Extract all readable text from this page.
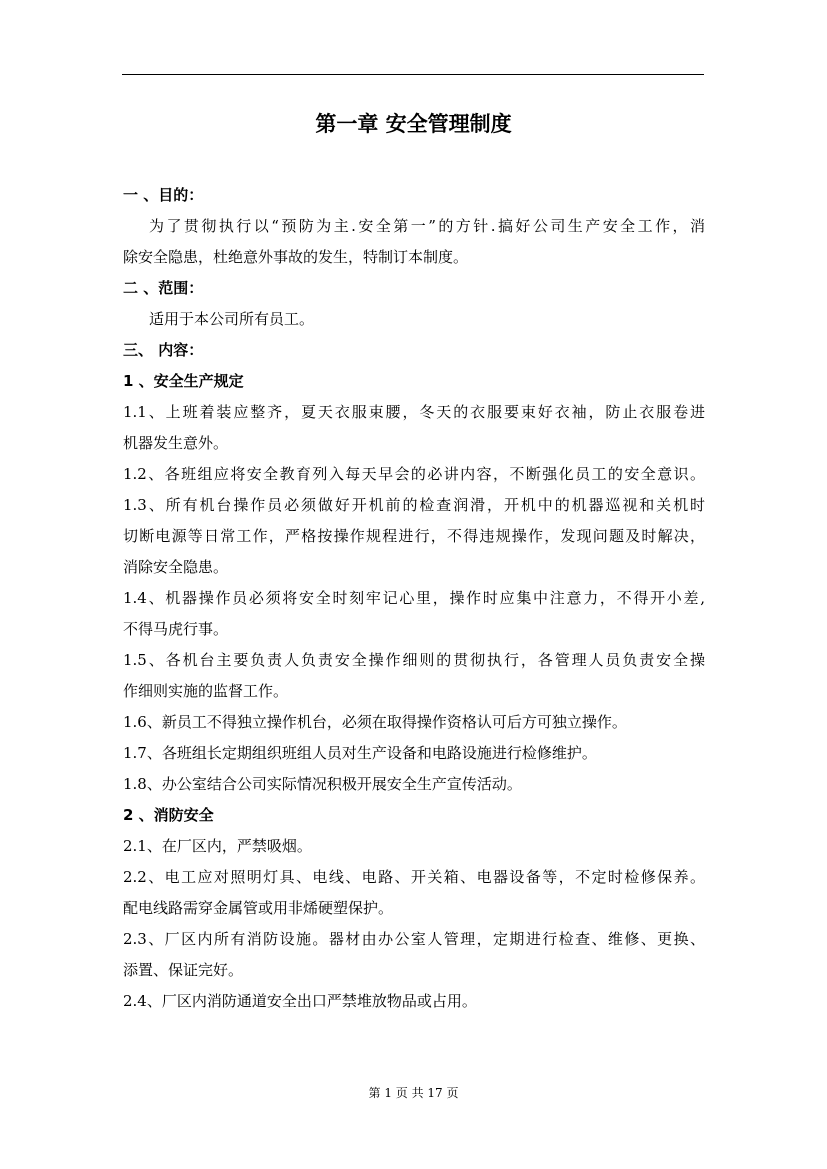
第一章 安全管理制度
一 、目的：
为了贯彻执行以“预防为主.安全第一”的方针.搞好公司生产安全工作，消
除安全隐患，杜绝意外事故的发生，特制订本制度。
二 、范围：
适用于本公司所有员工。
三、 内容：
1 、安全生产规定
1.1、上班着装应整齐，夏天衣服束腰，冬天的衣服要束好衣袖，防止衣服卷进
机器发生意外。
1.2、各班组应将安全教育列入每天早会的必讲内容，不断强化员工的安全意识。
1.3、所有机台操作员必须做好开机前的检查润滑，开机中的机器巡视和关机时
切断电源等日常工作，严格按操作规程进行，不得违规操作，发现问题及时解决，
消除安全隐患。
1.4、机器操作员必须将安全时刻牢记心里，操作时应集中注意力，不得开小差,
不得马虎行事。
1.5、各机台主要负责人负责安全操作细则的贯彻执行，各管理人员负责安全操
作细则实施的监督工作。
1.6、新员工不得独立操作机台，必须在取得操作资格认可后方可独立操作。
1.7、各班组长定期组织班组人员对生产设备和电路设施进行检修维护。
1.8、办公室结合公司实际情况积极开展安全生产宣传活动。
2 、消防安全
2.1、在厂区内，严禁吸烟。
2.2、电工应对照明灯具、电线、电路、开关箱、电器设备等，不定时检修保养。
配电线路需穿金属管或用非烯硬塑保护。
2.3、厂区内所有消防设施。器材由办公室人管理，定期进行检查、维修、更换、
添置、保证完好。
2.4、厂区内消防通道安全出口严禁堆放物品或占用。
第 1 页 共 17 页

** REQUIRED TASK **
Write the entries above out in full, exactly, with no images.

** FINAL RESULT **
Extract all readable text from this page.
第一章 安全管理制度
一 、目的：
为了贯彻执行以“预防为主.安全第一”的方针.搞好公司生产安全工作，消
除安全隐患，杜绝意外事故的发生，特制订本制度。
二 、范围：
适用于本公司所有员工。
三、 内容：
1 、安全生产规定
1.1、上班着装应整齐，夏天衣服束腰，冬天的衣服要束好衣袖，防止衣服卷进
机器发生意外。
1.2、各班组应将安全教育列入每天早会的必讲内容，不断强化员工的安全意识。
1.3、所有机台操作员必须做好开机前的检查润滑，开机中的机器巡视和关机时
切断电源等日常工作，严格按操作规程进行，不得违规操作，发现问题及时解决，
消除安全隐患。
1.4、机器操作员必须将安全时刻牢记心里，操作时应集中注意力，不得开小差,
不得马虎行事。
1.5、各机台主要负责人负责安全操作细则的贯彻执行，各管理人员负责安全操
作细则实施的监督工作。
1.6、新员工不得独立操作机台，必须在取得操作资格认可后方可独立操作。
1.7、各班组长定期组织班组人员对生产设备和电路设施进行检修维护。
1.8、办公室结合公司实际情况积极开展安全生产宣传活动。
2 、消防安全
2.1、在厂区内，严禁吸烟。
2.2、电工应对照明灯具、电线、电路、开关箱、电器设备等，不定时检修保养。
配电线路需穿金属管或用非烯硬塑保护。
2.3、厂区内所有消防设施。器材由办公室人管理，定期进行检查、维修、更换、
添置、保证完好。
2.4、厂区内消防通道安全出口严禁堆放物品或占用。
第 1 页 共 17 页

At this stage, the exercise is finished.